↓

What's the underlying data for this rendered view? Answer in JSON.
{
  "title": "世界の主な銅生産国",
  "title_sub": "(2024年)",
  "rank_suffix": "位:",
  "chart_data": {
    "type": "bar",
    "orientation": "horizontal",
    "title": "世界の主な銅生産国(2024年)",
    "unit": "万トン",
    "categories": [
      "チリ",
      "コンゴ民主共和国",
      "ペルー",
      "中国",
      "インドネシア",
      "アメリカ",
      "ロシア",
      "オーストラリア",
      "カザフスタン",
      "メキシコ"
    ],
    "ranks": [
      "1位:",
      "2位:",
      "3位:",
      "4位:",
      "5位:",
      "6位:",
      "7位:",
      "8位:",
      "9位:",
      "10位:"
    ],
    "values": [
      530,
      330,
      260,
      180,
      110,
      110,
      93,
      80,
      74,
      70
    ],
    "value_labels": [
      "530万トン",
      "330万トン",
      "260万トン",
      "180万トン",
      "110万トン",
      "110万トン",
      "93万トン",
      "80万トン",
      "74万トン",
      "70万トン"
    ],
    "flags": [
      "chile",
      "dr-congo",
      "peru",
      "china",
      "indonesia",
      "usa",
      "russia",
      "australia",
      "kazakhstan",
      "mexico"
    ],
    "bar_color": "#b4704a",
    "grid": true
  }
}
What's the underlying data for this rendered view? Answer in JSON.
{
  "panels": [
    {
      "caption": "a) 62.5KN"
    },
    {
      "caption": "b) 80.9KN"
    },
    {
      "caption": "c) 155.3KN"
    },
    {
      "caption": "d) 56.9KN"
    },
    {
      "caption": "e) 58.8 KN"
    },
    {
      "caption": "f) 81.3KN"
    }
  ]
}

↑

◆ **EXERCISE GOAL**
Retype every record above exactly as written.

◆ **SOLUTION TO THIS TASK**
What's the underlying data for this rendered view? Answer in JSON.
{
  "title": "世界の主な銅生産国",
  "title_sub": "(2024年)",
  "rank_suffix": "位:",
  "chart_data": {
    "type": "bar",
    "orientation": "horizontal",
    "title": "世界の主な銅生産国(2024年)",
    "unit": "万トン",
    "categories": [
      "チリ",
      "コンゴ民主共和国",
      "ペルー",
      "中国",
      "インドネシア",
      "アメリカ",
      "ロシア",
      "オーストラリア",
      "カザフスタン",
      "メキシコ"
    ],
    "ranks": [
      "1位:",
      "2位:",
      "3位:",
      "4位:",
      "5位:",
      "6位:",
      "7位:",
      "8位:",
      "9位:",
      "10位:"
    ],
    "values": [
      530,
      330,
      260,
      180,
      110,
      110,
      93,
      80,
      74,
      70
    ],
    "value_labels": [
      "530万トン",
      "330万トン",
      "260万トン",
      "180万トン",
      "110万トン",
      "110万トン",
      "93万トン",
      "80万トン",
      "74万トン",
      "70万トン"
    ],
    "flags": [
      "chile",
      "dr-congo",
      "peru",
      "china",
      "indonesia",
      "usa",
      "russia",
      "australia",
      "kazakhstan",
      "mexico"
    ],
    "bar_color": "#b4704a",
    "grid": true
  }
}
What's the underlying data for this rendered view? Answer in JSON.
{
  "panels": [
    {
      "caption": "a) 62.5KN"
    },
    {
      "caption": "b) 80.9KN"
    },
    {
      "caption": "c) 155.3KN"
    },
    {
      "caption": "d) 56.9KN"
    },
    {
      "caption": "e) 58.8 KN"
    },
    {
      "caption": "f) 81.3KN"
    }
  ]
}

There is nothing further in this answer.